EXERCISE REQUIREMENTS
Copy out exactly the lines from the one containing "Extract the structured" through the end of the records, and no pictures.

THE DATA

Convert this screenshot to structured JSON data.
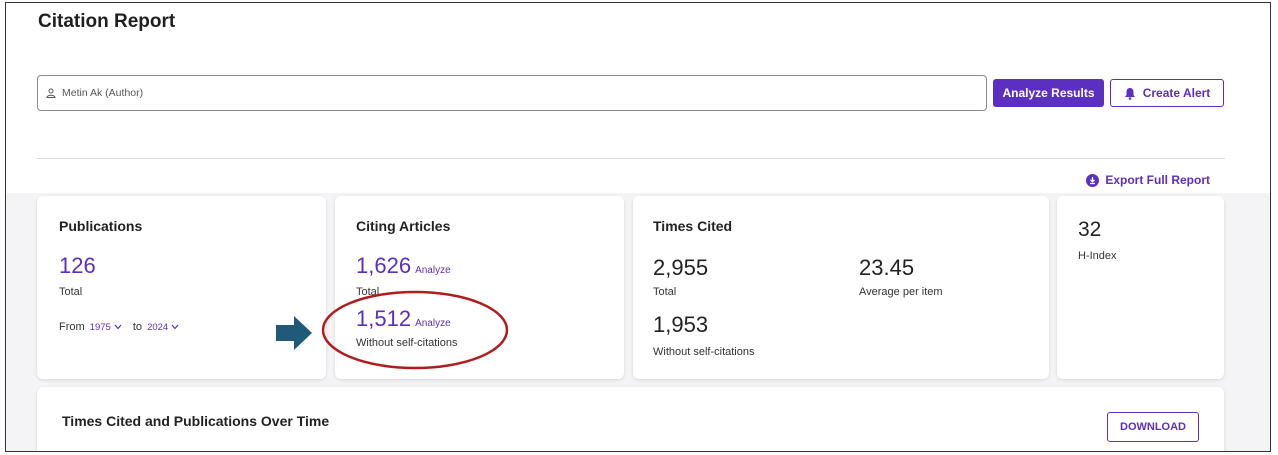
{
  "header": {
    "title": "Citation Report"
  },
  "search": {
    "value": "Metin Ak (Author)"
  },
  "actions": {
    "analyze_results": "Analyze Results",
    "create_alert": "Create Alert",
    "export": "Export Full Report"
  },
  "publications": {
    "heading": "Publications",
    "total": "126",
    "total_label": "Total",
    "from_label": "From",
    "from_year": "1975",
    "to_label": "to",
    "to_year": "2024"
  },
  "citing": {
    "heading": "Citing Articles",
    "total": "1,626",
    "total_link": "Analyze",
    "total_label": "Total",
    "without": "1,512",
    "without_link": "Analyze",
    "without_label": "Without self-citations"
  },
  "times_cited": {
    "heading": "Times Cited",
    "total": "2,955",
    "total_label": "Total",
    "avg": "23.45",
    "avg_label": "Average per item",
    "without": "1,953",
    "without_label": "Without self-citations"
  },
  "h_index": {
    "value": "32",
    "label": "H-Index"
  },
  "chart_section": {
    "title": "Times Cited and Publications Over Time",
    "download": "DOWNLOAD"
  },
  "colors": {
    "accent": "#5b2fbf",
    "annotation_arrow": "#1f5a78",
    "annotation_ellipse": "#b01c1c"
  },
  "icons": {
    "person": "person-icon",
    "bell": "bell-icon",
    "export": "download-circle-icon",
    "chevron": "chevron-down-icon"
  }
}
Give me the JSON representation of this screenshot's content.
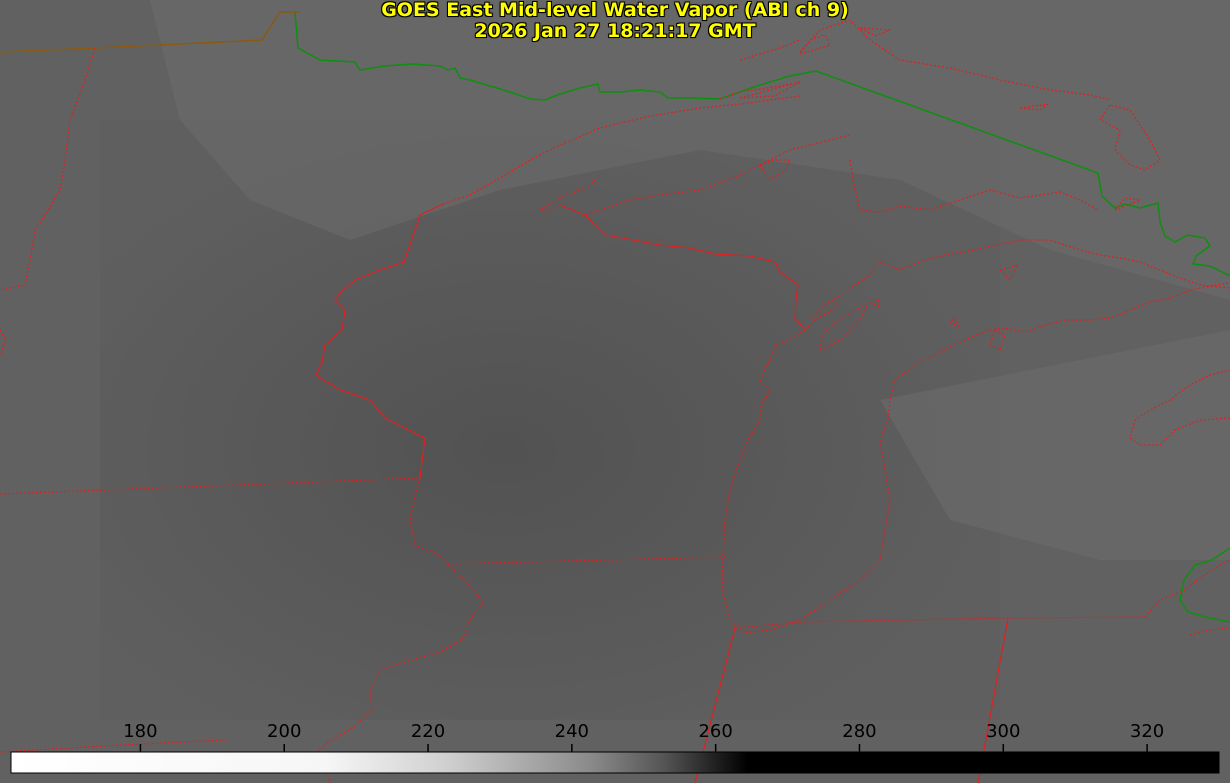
{
  "title": {
    "line1": "GOES East Mid-level Water Vapor (ABI ch 9)",
    "line2": "2026 Jan 27 18:21:17 GMT"
  },
  "colorbar": {
    "ticks": [
      "180",
      "200",
      "220",
      "240",
      "260",
      "280",
      "300",
      "320"
    ],
    "range": [
      162,
      330
    ],
    "colors": {
      "cold": "#ffffff",
      "mid": "#8a8a8a",
      "warm": "#000000"
    }
  },
  "colors": {
    "background_gray": "#5f5f5f",
    "state_border": "#e02020",
    "country_border": "#0f8f0f",
    "shared_border": "#8a5a10",
    "title_text": "#ffff00"
  }
}
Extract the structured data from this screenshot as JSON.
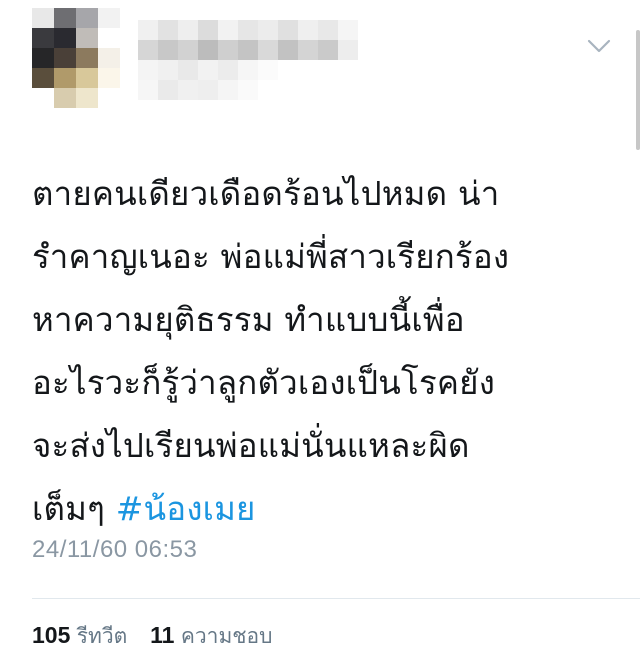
{
  "tweet": {
    "author": {
      "avatar_icon": "pixelated-avatar-icon",
      "name_blurred": true
    },
    "menu_icon": "chevron-down-icon",
    "text_lines": [
      "ตายคนเดียวเดือดร้อนไปหมด น่า",
      "รำคาญเนอะ พ่อแม่พี่สาวเรียกร้อง",
      "หาความยุติธรรม ทำแบบนี้เพื่อ",
      "อะไรวะก็รู้ว่าลูกตัวเองเป็นโรคยัง",
      "จะส่งไปเรียนพ่อแม่นั่นแหละผิด"
    ],
    "last_line_text": "เต็มๆ ",
    "hashtag": "#น้องเมย",
    "timestamp": "24/11/60 06:53",
    "stats": {
      "retweets_count": "105",
      "retweets_label": "รีทวีต",
      "likes_count": "11",
      "likes_label": "ความชอบ"
    },
    "colors": {
      "text": "#14171a",
      "hashtag": "#1b95e0",
      "meta": "#8a97a3",
      "divider": "#e1e8ed"
    }
  }
}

WRITTEN SOLUTION
Extract the structured data from this screenshot as JSON.
{
  "tweet": {
    "author": {
      "avatar_icon": "pixelated-avatar-icon",
      "name_blurred": true
    },
    "menu_icon": "chevron-down-icon",
    "text_lines": [
      "ตายคนเดียวเดือดร้อนไปหมด น่า",
      "รำคาญเนอะ พ่อแม่พี่สาวเรียกร้อง",
      "หาความยุติธรรม ทำแบบนี้เพื่อ",
      "อะไรวะก็รู้ว่าลูกตัวเองเป็นโรคยัง",
      "จะส่งไปเรียนพ่อแม่นั่นแหละผิด"
    ],
    "last_line_text": "เต็มๆ ",
    "hashtag": "#น้องเมย",
    "timestamp": "24/11/60 06:53",
    "stats": {
      "retweets_count": "105",
      "retweets_label": "รีทวีต",
      "likes_count": "11",
      "likes_label": "ความชอบ"
    },
    "colors": {
      "text": "#14171a",
      "hashtag": "#1b95e0",
      "meta": "#8a97a3",
      "divider": "#e1e8ed"
    }
  }
}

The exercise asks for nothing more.